Task requirements
Copy each line containing the word "document" from the records that follow, please.

Data for the task

════════

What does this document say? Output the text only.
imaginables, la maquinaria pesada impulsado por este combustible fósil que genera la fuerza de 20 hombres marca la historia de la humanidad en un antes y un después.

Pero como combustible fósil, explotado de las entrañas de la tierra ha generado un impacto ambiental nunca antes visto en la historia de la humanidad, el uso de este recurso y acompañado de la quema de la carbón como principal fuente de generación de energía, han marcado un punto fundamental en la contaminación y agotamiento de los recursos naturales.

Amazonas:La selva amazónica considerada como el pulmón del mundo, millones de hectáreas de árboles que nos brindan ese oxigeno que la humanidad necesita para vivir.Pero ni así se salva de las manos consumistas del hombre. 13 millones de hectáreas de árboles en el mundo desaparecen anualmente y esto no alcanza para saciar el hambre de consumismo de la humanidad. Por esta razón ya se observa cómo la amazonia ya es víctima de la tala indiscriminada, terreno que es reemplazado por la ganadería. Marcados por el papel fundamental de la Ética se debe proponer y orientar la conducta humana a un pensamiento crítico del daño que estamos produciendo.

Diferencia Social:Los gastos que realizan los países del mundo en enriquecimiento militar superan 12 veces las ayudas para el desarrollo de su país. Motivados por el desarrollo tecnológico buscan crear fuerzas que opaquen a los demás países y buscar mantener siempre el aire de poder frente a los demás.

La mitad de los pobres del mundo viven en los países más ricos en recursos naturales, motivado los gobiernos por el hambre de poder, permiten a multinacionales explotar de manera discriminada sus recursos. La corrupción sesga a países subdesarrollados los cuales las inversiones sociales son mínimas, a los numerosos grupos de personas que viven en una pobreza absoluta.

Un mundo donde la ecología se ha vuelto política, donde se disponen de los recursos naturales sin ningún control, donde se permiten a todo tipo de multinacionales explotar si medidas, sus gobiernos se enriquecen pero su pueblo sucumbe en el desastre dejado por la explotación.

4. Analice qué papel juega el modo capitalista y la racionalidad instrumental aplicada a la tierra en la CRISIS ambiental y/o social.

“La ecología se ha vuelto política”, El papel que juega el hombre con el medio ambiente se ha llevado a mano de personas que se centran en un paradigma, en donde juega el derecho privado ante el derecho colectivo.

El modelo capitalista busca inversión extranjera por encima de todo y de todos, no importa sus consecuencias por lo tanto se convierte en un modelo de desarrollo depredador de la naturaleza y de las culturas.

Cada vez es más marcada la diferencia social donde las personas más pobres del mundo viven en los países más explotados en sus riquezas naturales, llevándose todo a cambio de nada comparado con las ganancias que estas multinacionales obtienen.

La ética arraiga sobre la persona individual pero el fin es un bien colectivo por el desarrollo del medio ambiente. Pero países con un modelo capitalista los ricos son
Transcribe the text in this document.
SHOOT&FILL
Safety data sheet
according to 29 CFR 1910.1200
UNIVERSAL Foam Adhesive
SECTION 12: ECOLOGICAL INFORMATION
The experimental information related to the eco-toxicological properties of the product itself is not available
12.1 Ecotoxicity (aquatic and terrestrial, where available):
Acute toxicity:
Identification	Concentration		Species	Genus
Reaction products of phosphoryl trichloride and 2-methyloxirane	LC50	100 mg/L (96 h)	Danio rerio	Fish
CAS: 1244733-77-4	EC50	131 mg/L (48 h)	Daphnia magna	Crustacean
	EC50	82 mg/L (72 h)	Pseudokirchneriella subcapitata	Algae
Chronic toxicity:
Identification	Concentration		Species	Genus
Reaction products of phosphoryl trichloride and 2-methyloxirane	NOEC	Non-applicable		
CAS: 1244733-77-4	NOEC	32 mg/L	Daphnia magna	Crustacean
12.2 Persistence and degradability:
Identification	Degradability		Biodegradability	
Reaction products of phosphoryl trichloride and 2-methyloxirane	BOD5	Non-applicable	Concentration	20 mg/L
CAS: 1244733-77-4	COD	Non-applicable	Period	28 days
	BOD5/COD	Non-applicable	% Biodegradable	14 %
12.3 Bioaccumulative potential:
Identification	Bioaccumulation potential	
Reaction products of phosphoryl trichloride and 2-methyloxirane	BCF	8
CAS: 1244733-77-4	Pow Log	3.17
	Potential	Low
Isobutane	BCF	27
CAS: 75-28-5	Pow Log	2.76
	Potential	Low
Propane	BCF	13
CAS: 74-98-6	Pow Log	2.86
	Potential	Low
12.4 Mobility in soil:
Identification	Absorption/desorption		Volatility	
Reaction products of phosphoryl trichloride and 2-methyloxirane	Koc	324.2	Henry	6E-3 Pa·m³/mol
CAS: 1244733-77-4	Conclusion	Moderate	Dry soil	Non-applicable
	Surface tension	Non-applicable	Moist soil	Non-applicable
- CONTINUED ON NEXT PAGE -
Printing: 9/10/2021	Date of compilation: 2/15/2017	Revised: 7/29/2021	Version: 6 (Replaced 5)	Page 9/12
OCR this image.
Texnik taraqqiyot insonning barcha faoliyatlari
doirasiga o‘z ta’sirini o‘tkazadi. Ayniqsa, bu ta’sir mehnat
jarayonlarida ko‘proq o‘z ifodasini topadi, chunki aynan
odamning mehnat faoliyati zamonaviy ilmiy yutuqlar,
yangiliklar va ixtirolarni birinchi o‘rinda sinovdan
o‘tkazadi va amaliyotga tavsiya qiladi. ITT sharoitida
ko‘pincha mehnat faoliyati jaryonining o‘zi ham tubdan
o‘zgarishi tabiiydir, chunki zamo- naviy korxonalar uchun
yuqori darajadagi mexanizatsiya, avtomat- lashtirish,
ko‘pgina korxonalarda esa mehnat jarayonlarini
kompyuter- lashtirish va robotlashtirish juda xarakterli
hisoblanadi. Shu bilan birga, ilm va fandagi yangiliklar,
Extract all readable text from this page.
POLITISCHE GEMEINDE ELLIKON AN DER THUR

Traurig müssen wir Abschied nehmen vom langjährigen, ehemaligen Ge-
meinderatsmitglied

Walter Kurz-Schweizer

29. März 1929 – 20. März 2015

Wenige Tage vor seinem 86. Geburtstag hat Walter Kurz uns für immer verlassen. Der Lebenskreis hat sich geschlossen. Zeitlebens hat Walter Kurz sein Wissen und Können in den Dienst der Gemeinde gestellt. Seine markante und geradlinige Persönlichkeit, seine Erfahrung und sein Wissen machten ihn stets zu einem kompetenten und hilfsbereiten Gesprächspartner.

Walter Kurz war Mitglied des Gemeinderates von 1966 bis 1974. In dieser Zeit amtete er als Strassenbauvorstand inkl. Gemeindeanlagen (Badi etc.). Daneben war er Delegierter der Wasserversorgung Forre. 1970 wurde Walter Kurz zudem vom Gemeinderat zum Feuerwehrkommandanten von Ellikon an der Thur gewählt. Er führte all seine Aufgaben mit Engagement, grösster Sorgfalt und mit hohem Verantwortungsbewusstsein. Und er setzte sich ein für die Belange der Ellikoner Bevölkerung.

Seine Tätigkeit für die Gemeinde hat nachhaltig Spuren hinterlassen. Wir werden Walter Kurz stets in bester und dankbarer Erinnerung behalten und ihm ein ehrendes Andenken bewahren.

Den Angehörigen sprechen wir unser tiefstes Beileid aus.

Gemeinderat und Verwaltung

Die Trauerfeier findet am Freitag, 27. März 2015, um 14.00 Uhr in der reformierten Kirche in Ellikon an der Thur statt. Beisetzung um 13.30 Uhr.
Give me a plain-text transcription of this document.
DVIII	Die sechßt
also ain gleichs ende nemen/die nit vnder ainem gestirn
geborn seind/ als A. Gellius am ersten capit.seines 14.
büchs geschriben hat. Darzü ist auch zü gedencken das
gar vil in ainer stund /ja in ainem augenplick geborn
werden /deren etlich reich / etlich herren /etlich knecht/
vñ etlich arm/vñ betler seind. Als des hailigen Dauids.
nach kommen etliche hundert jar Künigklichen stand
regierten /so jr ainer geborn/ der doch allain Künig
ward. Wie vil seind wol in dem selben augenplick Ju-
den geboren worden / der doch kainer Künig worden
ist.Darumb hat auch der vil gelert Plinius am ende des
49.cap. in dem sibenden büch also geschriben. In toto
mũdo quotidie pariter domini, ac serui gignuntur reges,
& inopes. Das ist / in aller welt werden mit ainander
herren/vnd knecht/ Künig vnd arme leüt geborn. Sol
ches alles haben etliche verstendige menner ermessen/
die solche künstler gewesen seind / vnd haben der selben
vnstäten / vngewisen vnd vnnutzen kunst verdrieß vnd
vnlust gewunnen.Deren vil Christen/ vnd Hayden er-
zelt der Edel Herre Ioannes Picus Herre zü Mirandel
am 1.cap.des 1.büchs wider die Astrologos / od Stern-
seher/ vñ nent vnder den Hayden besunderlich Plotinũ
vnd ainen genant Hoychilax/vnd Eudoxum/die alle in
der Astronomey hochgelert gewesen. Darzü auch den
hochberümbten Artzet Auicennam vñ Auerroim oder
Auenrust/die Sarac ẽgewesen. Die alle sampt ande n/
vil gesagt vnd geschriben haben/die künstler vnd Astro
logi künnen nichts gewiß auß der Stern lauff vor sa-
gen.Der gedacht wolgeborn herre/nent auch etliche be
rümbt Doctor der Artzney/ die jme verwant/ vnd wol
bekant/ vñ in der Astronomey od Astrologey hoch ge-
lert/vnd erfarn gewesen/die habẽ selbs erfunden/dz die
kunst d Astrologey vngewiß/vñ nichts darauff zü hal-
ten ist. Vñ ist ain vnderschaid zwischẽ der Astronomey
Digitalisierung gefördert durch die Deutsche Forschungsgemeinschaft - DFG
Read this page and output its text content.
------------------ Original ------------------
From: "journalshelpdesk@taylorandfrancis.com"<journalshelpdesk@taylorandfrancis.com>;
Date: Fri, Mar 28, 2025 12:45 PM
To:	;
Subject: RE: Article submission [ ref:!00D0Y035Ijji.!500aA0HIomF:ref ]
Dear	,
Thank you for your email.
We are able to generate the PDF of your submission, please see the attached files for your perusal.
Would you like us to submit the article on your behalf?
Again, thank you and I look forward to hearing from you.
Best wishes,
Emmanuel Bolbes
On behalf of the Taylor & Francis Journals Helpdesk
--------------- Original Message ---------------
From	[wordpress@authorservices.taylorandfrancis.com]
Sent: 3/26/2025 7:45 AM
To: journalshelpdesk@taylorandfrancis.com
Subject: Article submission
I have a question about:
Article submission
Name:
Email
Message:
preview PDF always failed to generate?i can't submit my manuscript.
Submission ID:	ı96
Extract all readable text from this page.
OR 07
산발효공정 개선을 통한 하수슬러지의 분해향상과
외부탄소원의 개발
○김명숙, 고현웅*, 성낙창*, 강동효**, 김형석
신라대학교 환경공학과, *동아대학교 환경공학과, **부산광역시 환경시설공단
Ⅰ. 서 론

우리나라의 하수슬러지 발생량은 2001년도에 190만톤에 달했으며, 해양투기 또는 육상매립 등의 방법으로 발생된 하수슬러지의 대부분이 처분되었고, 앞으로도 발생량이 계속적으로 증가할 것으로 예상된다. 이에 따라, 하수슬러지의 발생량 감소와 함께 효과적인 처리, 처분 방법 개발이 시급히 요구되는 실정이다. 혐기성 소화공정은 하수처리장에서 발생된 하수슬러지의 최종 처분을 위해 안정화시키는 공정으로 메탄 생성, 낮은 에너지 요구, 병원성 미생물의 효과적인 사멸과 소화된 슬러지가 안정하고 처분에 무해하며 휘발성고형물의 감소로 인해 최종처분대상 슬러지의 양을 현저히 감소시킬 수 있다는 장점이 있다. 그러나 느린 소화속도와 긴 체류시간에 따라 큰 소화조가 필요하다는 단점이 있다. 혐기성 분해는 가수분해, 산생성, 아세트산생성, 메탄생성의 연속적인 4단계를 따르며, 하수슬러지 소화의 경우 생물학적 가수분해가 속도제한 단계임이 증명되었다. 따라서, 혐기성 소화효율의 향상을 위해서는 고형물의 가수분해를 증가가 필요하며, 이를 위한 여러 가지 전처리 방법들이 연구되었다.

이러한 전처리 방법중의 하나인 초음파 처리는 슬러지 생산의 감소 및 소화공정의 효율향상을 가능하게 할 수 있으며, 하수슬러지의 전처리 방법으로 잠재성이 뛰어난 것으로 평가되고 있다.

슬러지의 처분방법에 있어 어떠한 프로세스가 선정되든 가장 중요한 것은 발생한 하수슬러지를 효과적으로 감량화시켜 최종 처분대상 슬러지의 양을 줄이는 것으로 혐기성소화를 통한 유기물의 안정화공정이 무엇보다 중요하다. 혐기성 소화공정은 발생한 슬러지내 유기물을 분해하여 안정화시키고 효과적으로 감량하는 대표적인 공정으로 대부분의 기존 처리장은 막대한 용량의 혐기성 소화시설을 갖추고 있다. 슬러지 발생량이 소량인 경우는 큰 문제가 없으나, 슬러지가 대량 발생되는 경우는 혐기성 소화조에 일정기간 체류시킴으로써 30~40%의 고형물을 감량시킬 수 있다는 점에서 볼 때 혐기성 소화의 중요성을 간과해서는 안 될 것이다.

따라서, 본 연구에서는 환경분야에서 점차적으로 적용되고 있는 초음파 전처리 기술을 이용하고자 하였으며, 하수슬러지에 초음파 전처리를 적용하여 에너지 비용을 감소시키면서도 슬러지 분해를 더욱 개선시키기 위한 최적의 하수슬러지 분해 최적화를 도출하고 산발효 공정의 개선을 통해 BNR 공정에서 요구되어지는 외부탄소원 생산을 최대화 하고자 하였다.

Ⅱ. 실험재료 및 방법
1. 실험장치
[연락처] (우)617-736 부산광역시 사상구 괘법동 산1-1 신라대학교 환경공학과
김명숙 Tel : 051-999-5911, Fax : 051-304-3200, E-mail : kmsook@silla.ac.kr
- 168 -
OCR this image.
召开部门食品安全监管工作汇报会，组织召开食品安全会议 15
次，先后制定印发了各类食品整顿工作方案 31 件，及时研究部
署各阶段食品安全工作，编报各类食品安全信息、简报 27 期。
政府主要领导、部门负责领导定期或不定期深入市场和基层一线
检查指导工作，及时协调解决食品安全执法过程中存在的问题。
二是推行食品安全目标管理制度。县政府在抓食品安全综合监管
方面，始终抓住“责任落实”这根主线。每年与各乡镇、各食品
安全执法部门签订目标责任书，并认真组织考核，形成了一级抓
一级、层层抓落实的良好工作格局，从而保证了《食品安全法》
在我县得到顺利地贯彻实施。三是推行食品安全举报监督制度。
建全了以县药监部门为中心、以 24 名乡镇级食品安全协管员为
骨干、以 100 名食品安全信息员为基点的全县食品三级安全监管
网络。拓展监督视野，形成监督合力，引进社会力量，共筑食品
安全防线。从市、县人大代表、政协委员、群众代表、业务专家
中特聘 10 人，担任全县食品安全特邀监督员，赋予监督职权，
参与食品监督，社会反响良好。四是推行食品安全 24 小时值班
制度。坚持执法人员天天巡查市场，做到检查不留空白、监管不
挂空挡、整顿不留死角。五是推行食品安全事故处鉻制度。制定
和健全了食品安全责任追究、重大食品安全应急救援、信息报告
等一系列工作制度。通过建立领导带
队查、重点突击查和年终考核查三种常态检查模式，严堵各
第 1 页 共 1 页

════════

Expected answer
What does this document say? Output the text only.
Transcribe the text in this document.
Give me a plain-text transcription of this document.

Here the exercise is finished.